PROBLEM DETAILS: Return the listing below word for word.
* Begin *
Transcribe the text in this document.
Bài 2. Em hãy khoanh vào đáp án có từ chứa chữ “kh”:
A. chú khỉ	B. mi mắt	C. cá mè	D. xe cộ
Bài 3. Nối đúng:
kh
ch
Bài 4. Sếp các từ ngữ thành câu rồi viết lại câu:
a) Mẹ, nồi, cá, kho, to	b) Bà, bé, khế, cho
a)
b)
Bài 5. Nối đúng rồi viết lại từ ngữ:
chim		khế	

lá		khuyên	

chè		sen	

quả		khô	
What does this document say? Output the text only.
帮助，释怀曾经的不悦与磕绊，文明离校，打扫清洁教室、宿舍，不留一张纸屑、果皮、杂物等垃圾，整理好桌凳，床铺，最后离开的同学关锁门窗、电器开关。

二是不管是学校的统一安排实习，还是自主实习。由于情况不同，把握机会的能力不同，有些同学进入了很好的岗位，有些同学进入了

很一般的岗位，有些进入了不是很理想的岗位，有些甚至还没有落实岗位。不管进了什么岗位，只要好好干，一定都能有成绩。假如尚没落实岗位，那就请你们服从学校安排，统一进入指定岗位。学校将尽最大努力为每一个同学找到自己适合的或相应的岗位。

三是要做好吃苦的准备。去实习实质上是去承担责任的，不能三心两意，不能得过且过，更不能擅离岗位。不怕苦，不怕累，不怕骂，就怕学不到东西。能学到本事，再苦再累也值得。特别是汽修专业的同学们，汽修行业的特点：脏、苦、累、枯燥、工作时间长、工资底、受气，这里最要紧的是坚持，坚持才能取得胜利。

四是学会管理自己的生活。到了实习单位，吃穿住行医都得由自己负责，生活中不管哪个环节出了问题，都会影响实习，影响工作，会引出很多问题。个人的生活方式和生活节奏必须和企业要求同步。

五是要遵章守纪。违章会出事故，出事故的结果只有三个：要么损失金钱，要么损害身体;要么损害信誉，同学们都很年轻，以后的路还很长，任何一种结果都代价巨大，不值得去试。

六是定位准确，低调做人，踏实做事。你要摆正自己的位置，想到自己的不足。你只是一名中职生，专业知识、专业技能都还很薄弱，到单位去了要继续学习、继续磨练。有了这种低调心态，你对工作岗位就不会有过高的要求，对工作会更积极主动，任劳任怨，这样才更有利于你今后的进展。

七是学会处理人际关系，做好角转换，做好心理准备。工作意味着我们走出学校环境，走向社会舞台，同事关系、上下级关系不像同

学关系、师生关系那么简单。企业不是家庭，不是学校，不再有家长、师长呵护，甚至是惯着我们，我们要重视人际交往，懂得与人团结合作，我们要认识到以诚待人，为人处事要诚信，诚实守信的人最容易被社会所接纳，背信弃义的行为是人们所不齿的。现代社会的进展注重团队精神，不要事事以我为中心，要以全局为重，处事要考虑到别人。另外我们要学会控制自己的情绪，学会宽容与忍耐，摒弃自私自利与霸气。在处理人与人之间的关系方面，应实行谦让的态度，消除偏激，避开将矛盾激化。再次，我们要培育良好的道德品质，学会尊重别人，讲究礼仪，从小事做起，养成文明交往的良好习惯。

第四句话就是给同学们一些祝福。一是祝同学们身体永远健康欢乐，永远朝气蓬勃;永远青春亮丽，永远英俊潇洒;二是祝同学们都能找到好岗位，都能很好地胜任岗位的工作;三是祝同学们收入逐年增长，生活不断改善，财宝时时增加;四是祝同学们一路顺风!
* End *
RESULT OF THE EXERCISE:
Transcribe the text in this document.
Bài 2. Em hãy khoanh vào đáp án có từ chứa chữ “kh”:
A. chú khỉ	B. mi mắt	C. cá mè	D. xe cộ
Bài 3. Nối đúng:
kh
ch
Bài 4. Sếp các từ ngữ thành câu rồi viết lại câu:
a) Mẹ, nồi, cá, kho, to	b) Bà, bé, khế, cho
a)
b)
Bài 5. Nối đúng rồi viết lại từ ngữ:
chim		khế	

lá		khuyên	

chè		sen	

quả		khô	
What does this document say? Output the text only.
帮助，释怀曾经的不悦与磕绊，文明离校，打扫清洁教室、宿舍，不留一张纸屑、果皮、杂物等垃圾，整理好桌凳，床铺，最后离开的同学关锁门窗、电器开关。

二是不管是学校的统一安排实习，还是自主实习。由于情况不同，把握机会的能力不同，有些同学进入了很好的岗位，有些同学进入了

很一般的岗位，有些进入了不是很理想的岗位，有些甚至还没有落实岗位。不管进了什么岗位，只要好好干，一定都能有成绩。假如尚没落实岗位，那就请你们服从学校安排，统一进入指定岗位。学校将尽最大努力为每一个同学找到自己适合的或相应的岗位。

三是要做好吃苦的准备。去实习实质上是去承担责任的，不能三心两意，不能得过且过，更不能擅离岗位。不怕苦，不怕累，不怕骂，就怕学不到东西。能学到本事，再苦再累也值得。特别是汽修专业的同学们，汽修行业的特点：脏、苦、累、枯燥、工作时间长、工资底、受气，这里最要紧的是坚持，坚持才能取得胜利。

四是学会管理自己的生活。到了实习单位，吃穿住行医都得由自己负责，生活中不管哪个环节出了问题，都会影响实习，影响工作，会引出很多问题。个人的生活方式和生活节奏必须和企业要求同步。

五是要遵章守纪。违章会出事故，出事故的结果只有三个：要么损失金钱，要么损害身体;要么损害信誉，同学们都很年轻，以后的路还很长，任何一种结果都代价巨大，不值得去试。

六是定位准确，低调做人，踏实做事。你要摆正自己的位置，想到自己的不足。你只是一名中职生，专业知识、专业技能都还很薄弱，到单位去了要继续学习、继续磨练。有了这种低调心态，你对工作岗位就不会有过高的要求，对工作会更积极主动，任劳任怨，这样才更有利于你今后的进展。

七是学会处理人际关系，做好角转换，做好心理准备。工作意味着我们走出学校环境，走向社会舞台，同事关系、上下级关系不像同

学关系、师生关系那么简单。企业不是家庭，不是学校，不再有家长、师长呵护，甚至是惯着我们，我们要重视人际交往，懂得与人团结合作，我们要认识到以诚待人，为人处事要诚信，诚实守信的人最容易被社会所接纳，背信弃义的行为是人们所不齿的。现代社会的进展注重团队精神，不要事事以我为中心，要以全局为重，处事要考虑到别人。另外我们要学会控制自己的情绪，学会宽容与忍耐，摒弃自私自利与霸气。在处理人与人之间的关系方面，应实行谦让的态度，消除偏激，避开将矛盾激化。再次，我们要培育良好的道德品质，学会尊重别人，讲究礼仪，从小事做起，养成文明交往的良好习惯。

第四句话就是给同学们一些祝福。一是祝同学们身体永远健康欢乐，永远朝气蓬勃;永远青春亮丽，永远英俊潇洒;二是祝同学们都能找到好岗位，都能很好地胜任岗位的工作;三是祝同学们收入逐年增长，生活不断改善，财宝时时增加;四是祝同学们一路顺风!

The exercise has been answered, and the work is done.